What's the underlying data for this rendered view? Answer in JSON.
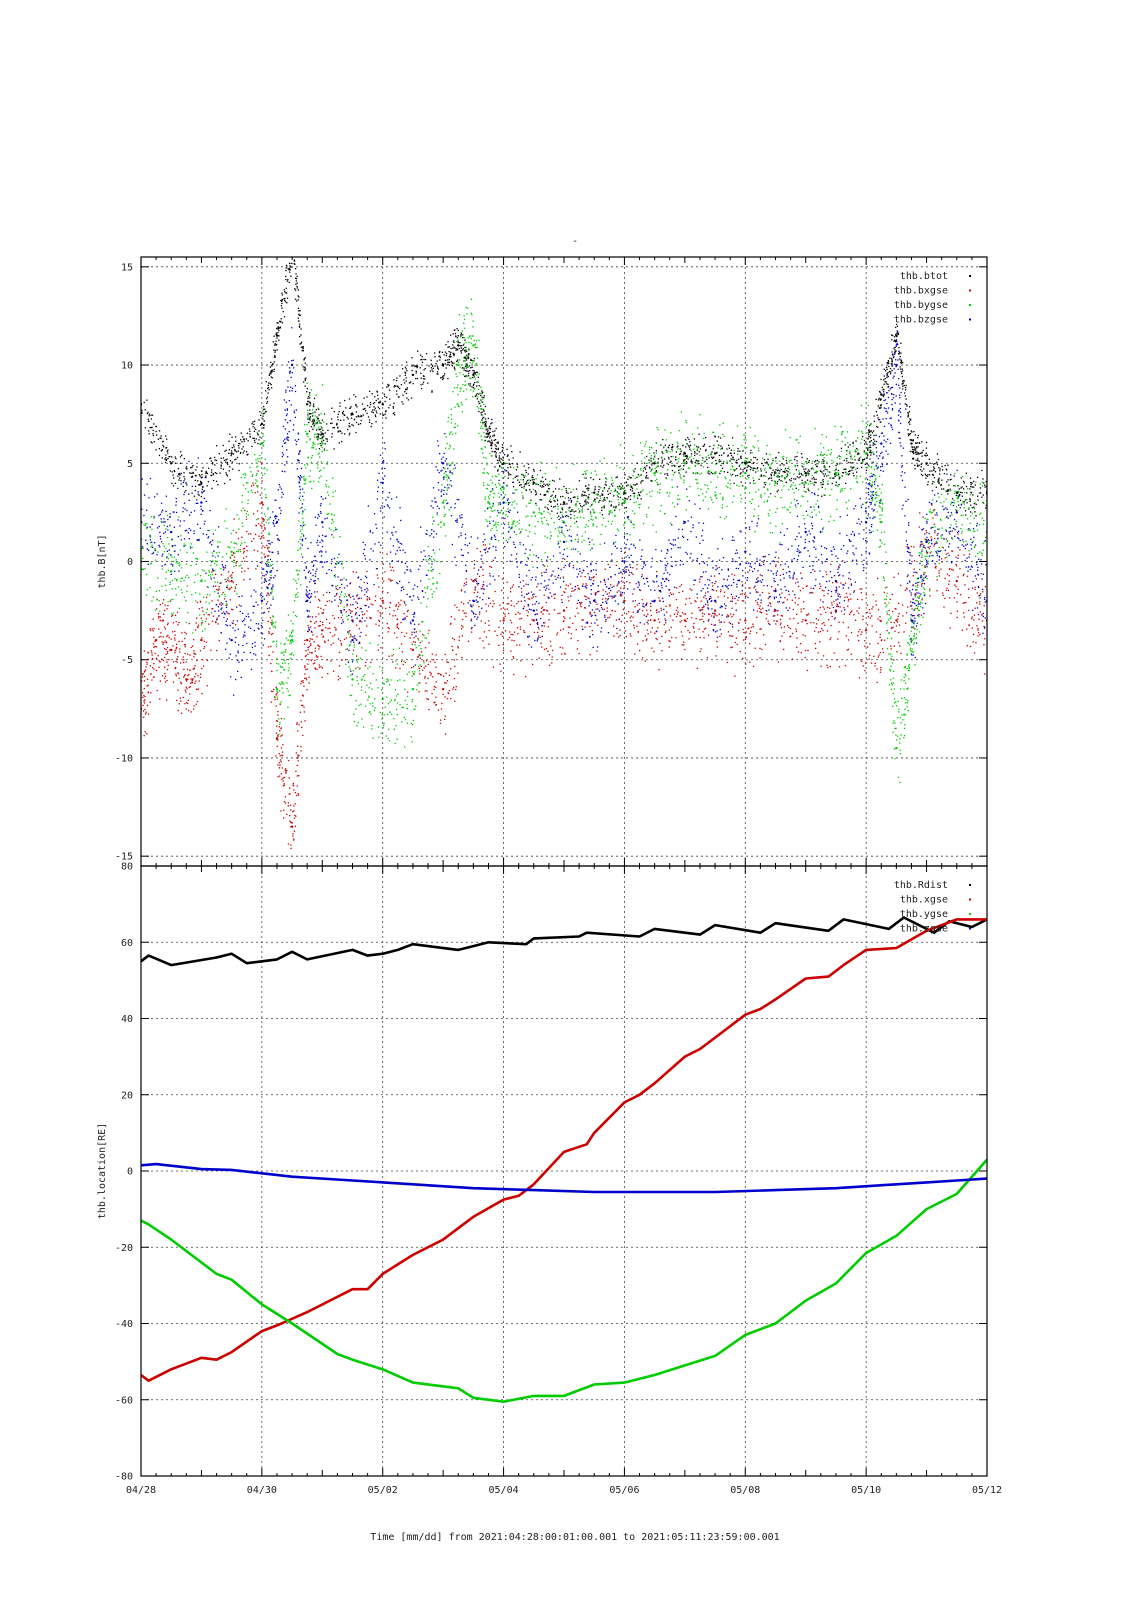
{
  "figure": {
    "top_marker": "-",
    "xaxis_label": "Time [mm/dd]  from 2021:04:28:00:01:00.001  to  2021:05:11:23:59:00.001"
  },
  "chart_data": [
    {
      "type": "scatter",
      "ylabel": "thb.B[nT]",
      "ylim": [
        -15.5,
        15.5
      ],
      "yticks": [
        15,
        10,
        5,
        0,
        -5,
        -10,
        -15
      ],
      "xlim": [
        "04/28",
        "05/12"
      ],
      "xticks": [
        "04/28",
        "04/30",
        "05/02",
        "05/04",
        "05/06",
        "05/08",
        "05/10",
        "05/12"
      ],
      "grid": true,
      "legend_position": "top-right",
      "series": [
        {
          "name": "thb.btot",
          "color": "#000000",
          "x": [
            "04/28",
            "04/28 12:00",
            "04/29",
            "04/29 12:00",
            "04/30",
            "04/30 06:00",
            "04/30 12:00",
            "04/30 18:00",
            "05/01",
            "05/01 12:00",
            "05/02",
            "05/02 12:00",
            "05/03",
            "05/03 06:00",
            "05/03 12:00",
            "05/03 18:00",
            "05/04",
            "05/04 12:00",
            "05/05",
            "05/05 12:00",
            "05/06",
            "05/06 12:00",
            "05/07",
            "05/07 12:00",
            "05/08",
            "05/08 12:00",
            "05/09",
            "05/09 12:00",
            "05/10",
            "05/10 06:00",
            "05/10 12:00",
            "05/10 18:00",
            "05/11",
            "05/11 12:00",
            "05/12"
          ],
          "y": [
            8.0,
            5.0,
            4.0,
            5.5,
            7.0,
            11.5,
            16.0,
            8.0,
            6.5,
            7.5,
            8.0,
            9.5,
            10.0,
            11.0,
            9.5,
            6.5,
            5.0,
            4.0,
            3.0,
            3.5,
            3.5,
            5.0,
            5.5,
            5.5,
            5.0,
            4.5,
            4.5,
            4.5,
            5.5,
            8.5,
            11.5,
            6.0,
            5.0,
            3.5,
            3.5
          ]
        },
        {
          "name": "thb.bxgse",
          "color": "#cc0000",
          "x": [
            "04/28",
            "04/28 06:00",
            "04/28 12:00",
            "04/28 18:00",
            "04/29",
            "04/29 12:00",
            "04/30",
            "04/30 06:00",
            "04/30 12:00",
            "04/30 18:00",
            "05/01",
            "05/01 12:00",
            "05/02",
            "05/02 12:00",
            "05/03",
            "05/03 12:00",
            "05/04",
            "05/04 12:00",
            "05/05",
            "05/05 12:00",
            "05/06",
            "05/06 12:00",
            "05/07",
            "05/07 12:00",
            "05/08",
            "05/08 12:00",
            "05/09",
            "05/09 12:00",
            "05/10",
            "05/10 12:00",
            "05/11",
            "05/11 12:00",
            "05/12"
          ],
          "y": [
            -7.5,
            -4.0,
            -4.5,
            -6.0,
            -4.0,
            -1.0,
            3.0,
            -9.0,
            -13.5,
            -4.0,
            -3.5,
            -3.0,
            -2.0,
            -4.5,
            -6.5,
            -1.0,
            -3.0,
            -3.0,
            -2.5,
            -2.0,
            -2.0,
            -3.0,
            -3.0,
            -2.5,
            -3.0,
            -2.5,
            -3.0,
            -2.5,
            -3.5,
            -3.0,
            1.0,
            -1.0,
            -3.0
          ]
        },
        {
          "name": "thb.bygse",
          "color": "#00cc00",
          "x": [
            "04/28",
            "04/28 12:00",
            "04/29",
            "04/29 12:00",
            "04/30",
            "04/30 06:00",
            "04/30 12:00",
            "04/30 18:00",
            "05/01",
            "05/01 12:00",
            "05/02",
            "05/02 12:00",
            "05/03",
            "05/03 06:00",
            "05/03 12:00",
            "05/03 18:00",
            "05/04",
            "05/04 12:00",
            "05/05",
            "05/05 12:00",
            "05/06",
            "05/06 12:00",
            "05/07",
            "05/07 12:00",
            "05/08",
            "05/08 12:00",
            "05/09",
            "05/09 12:00",
            "05/10",
            "05/10 06:00",
            "05/10 12:00",
            "05/10 18:00",
            "05/11",
            "05/11 12:00",
            "05/12"
          ],
          "y": [
            0.0,
            -0.5,
            -1.0,
            0.5,
            6.0,
            -6.5,
            -4.0,
            6.5,
            6.0,
            -6.0,
            -7.0,
            -6.5,
            3.0,
            10.0,
            11.0,
            3.0,
            3.0,
            2.5,
            2.0,
            2.5,
            3.0,
            4.5,
            5.0,
            4.5,
            4.5,
            4.0,
            4.0,
            4.5,
            5.5,
            2.0,
            -9.5,
            -4.0,
            1.0,
            2.5,
            1.5
          ]
        },
        {
          "name": "thb.bzgse",
          "color": "#0000cc",
          "x": [
            "04/28",
            "04/28 12:00",
            "04/29",
            "04/29 12:00",
            "04/30",
            "04/30 06:00",
            "04/30 12:00",
            "04/30 18:00",
            "05/01",
            "05/01 12:00",
            "05/02",
            "05/02 12:00",
            "05/03",
            "05/03 12:00",
            "05/04",
            "05/04 12:00",
            "05/05",
            "05/05 12:00",
            "05/06",
            "05/06 12:00",
            "05/07",
            "05/07 12:00",
            "05/08",
            "05/08 12:00",
            "05/09",
            "05/09 12:00",
            "05/10",
            "05/10 06:00",
            "05/10 12:00",
            "05/10 18:00",
            "05/11",
            "05/11 12:00",
            "05/12"
          ],
          "y": [
            2.0,
            1.5,
            3.0,
            -4.0,
            -2.0,
            2.0,
            10.0,
            -2.0,
            2.0,
            -4.0,
            4.0,
            -3.0,
            5.0,
            -2.0,
            3.0,
            -2.5,
            1.0,
            -2.0,
            0.0,
            -2.0,
            2.0,
            -2.0,
            0.5,
            -1.5,
            1.5,
            -1.0,
            2.0,
            6.0,
            10.0,
            -3.0,
            1.0,
            2.5,
            -2.0
          ]
        }
      ]
    },
    {
      "type": "line",
      "ylabel": "thb.location[RE]",
      "ylim": [
        -80,
        80
      ],
      "yticks": [
        80,
        60,
        40,
        20,
        0,
        -20,
        -40,
        -60,
        -80
      ],
      "xlim": [
        "04/28",
        "05/12"
      ],
      "xticks": [
        "04/28",
        "04/30",
        "05/02",
        "05/04",
        "05/06",
        "05/08",
        "05/10",
        "05/12"
      ],
      "grid": true,
      "legend_position": "top-right",
      "series": [
        {
          "name": "thb.Rdist",
          "color": "#000000",
          "x": [
            "04/28",
            "04/28 03:00",
            "04/28 12:00",
            "04/29 06:00",
            "04/29 12:00",
            "04/29 18:00",
            "04/30 06:00",
            "04/30 12:00",
            "04/30 18:00",
            "05/01 12:00",
            "05/01 18:00",
            "05/02",
            "05/02 06:00",
            "05/02 12:00",
            "05/03 06:00",
            "05/03 12:00",
            "05/03 18:00",
            "05/04 09:00",
            "05/04 12:00",
            "05/05 06:00",
            "05/05 09:00",
            "05/06 06:00",
            "05/06 12:00",
            "05/07 06:00",
            "05/07 12:00",
            "05/08 06:00",
            "05/08 12:00",
            "05/09 09:00",
            "05/09 15:00",
            "05/10 09:00",
            "05/10 15:00",
            "05/11 03:00",
            "05/11 09:00",
            "05/11 18:00",
            "05/12"
          ],
          "y": [
            55,
            56.5,
            54,
            56,
            57,
            54.5,
            55.5,
            57.5,
            55.5,
            58,
            56.5,
            57,
            58,
            59.5,
            58,
            59,
            60,
            59.5,
            61,
            61.5,
            62.5,
            61.5,
            63.5,
            62,
            64.5,
            62.5,
            65,
            63,
            66,
            63.5,
            66.5,
            62.5,
            65.5,
            64,
            66
          ]
        },
        {
          "name": "thb.xgse",
          "color": "#cc0000",
          "x": [
            "04/28",
            "04/28 03:00",
            "04/28 12:00",
            "04/29",
            "04/29 06:00",
            "04/29 12:00",
            "04/30",
            "04/30 06:00",
            "04/30 18:00",
            "05/01 12:00",
            "05/01 18:00",
            "05/02",
            "05/02 12:00",
            "05/03",
            "05/03 12:00",
            "05/04",
            "05/04 06:00",
            "05/04 12:00",
            "05/05",
            "05/05 09:00",
            "05/05 12:00",
            "05/06",
            "05/06 06:00",
            "05/06 12:00",
            "05/07",
            "05/07 06:00",
            "05/07 12:00",
            "05/08",
            "05/08 06:00",
            "05/08 12:00",
            "05/09",
            "05/09 09:00",
            "05/09 15:00",
            "05/10",
            "05/10 12:00",
            "05/11",
            "05/11 12:00",
            "05/12"
          ],
          "y": [
            -53.5,
            -55,
            -52,
            -49,
            -49.5,
            -47.5,
            -42,
            -40.5,
            -37,
            -31,
            -31,
            -27,
            -22,
            -18,
            -12,
            -7.5,
            -6.5,
            -3.5,
            5,
            7,
            10,
            18,
            20,
            23,
            30,
            32,
            35,
            41,
            42.5,
            45,
            50.5,
            51,
            54,
            58,
            58.5,
            63,
            66,
            66
          ]
        },
        {
          "name": "thb.ygse",
          "color": "#00cc00",
          "x": [
            "04/28",
            "04/28 03:00",
            "04/28 12:00",
            "04/29 06:00",
            "04/29 12:00",
            "04/30",
            "04/30 12:00",
            "05/01 06:00",
            "05/01 12:00",
            "05/02",
            "05/02 12:00",
            "05/03 06:00",
            "05/03 12:00",
            "05/04",
            "05/04 12:00",
            "05/05",
            "05/05 12:00",
            "05/06",
            "05/06 12:00",
            "05/07",
            "05/07 12:00",
            "05/08",
            "05/08 12:00",
            "05/09",
            "05/09 12:00",
            "05/10",
            "05/10 12:00",
            "05/11",
            "05/11 12:00",
            "05/12"
          ],
          "y": [
            -13,
            -14,
            -18,
            -27,
            -28.5,
            -35,
            -40,
            -48,
            -49.5,
            -52,
            -55.5,
            -57,
            -59.5,
            -60.5,
            -59,
            -59,
            -56,
            -55.5,
            -53.5,
            -51,
            -48.5,
            -43,
            -40,
            -34,
            -29.5,
            -21.5,
            -17,
            -10,
            -6,
            3
          ]
        },
        {
          "name": "thb.zgse",
          "color": "#0000cc",
          "x": [
            "04/28",
            "04/28 06:00",
            "04/29",
            "04/29 12:00",
            "04/30 12:00",
            "05/01 12:00",
            "05/02 12:00",
            "05/03 12:00",
            "05/04 12:00",
            "05/05 12:00",
            "05/06 12:00",
            "05/07 12:00",
            "05/08 12:00",
            "05/09 12:00",
            "05/10 12:00",
            "05/11",
            "05/11 12:00",
            "05/12"
          ],
          "y": [
            1.5,
            1.8,
            0.5,
            0.3,
            -1.5,
            -2.5,
            -3.5,
            -4.5,
            -5.0,
            -5.5,
            -5.5,
            -5.5,
            -5.0,
            -4.5,
            -3.5,
            -3.0,
            -2.5,
            -2.0
          ]
        }
      ]
    }
  ]
}
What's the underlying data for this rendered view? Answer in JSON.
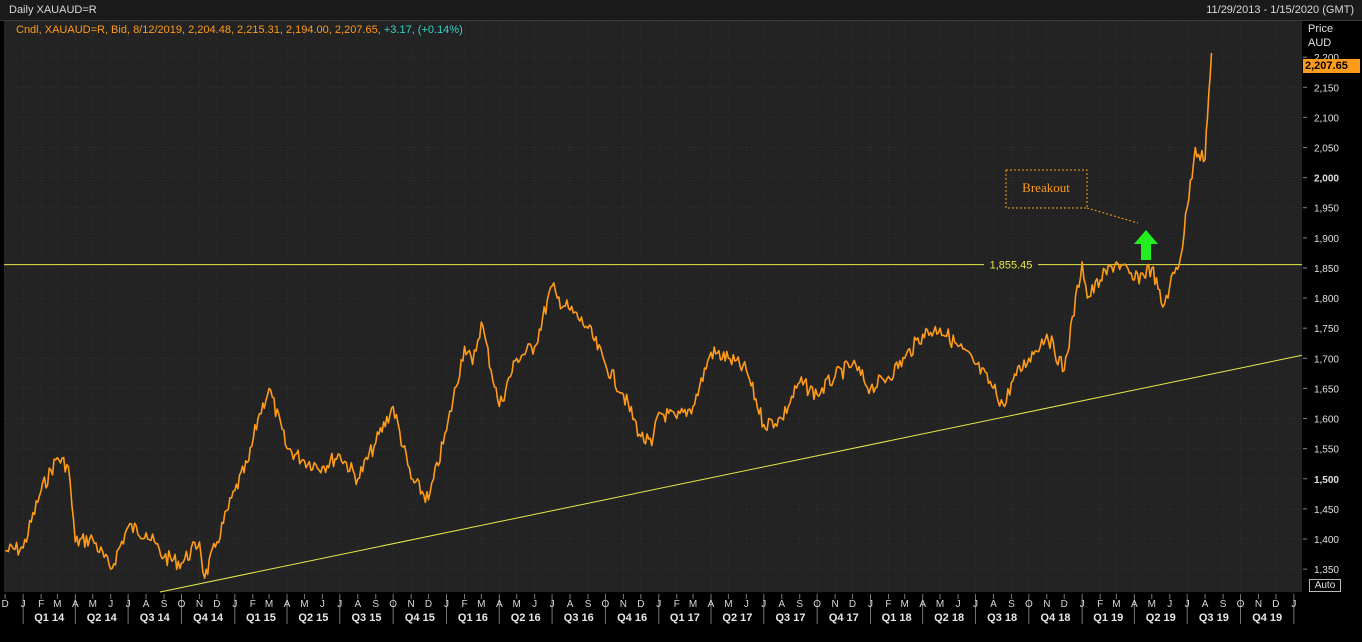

Directions: Scan the material above. Return every line containing the string "ylabel".

Final result:
      "ylabel": "thb.B[nT]",
      "ylabel": "thb.location[RE]",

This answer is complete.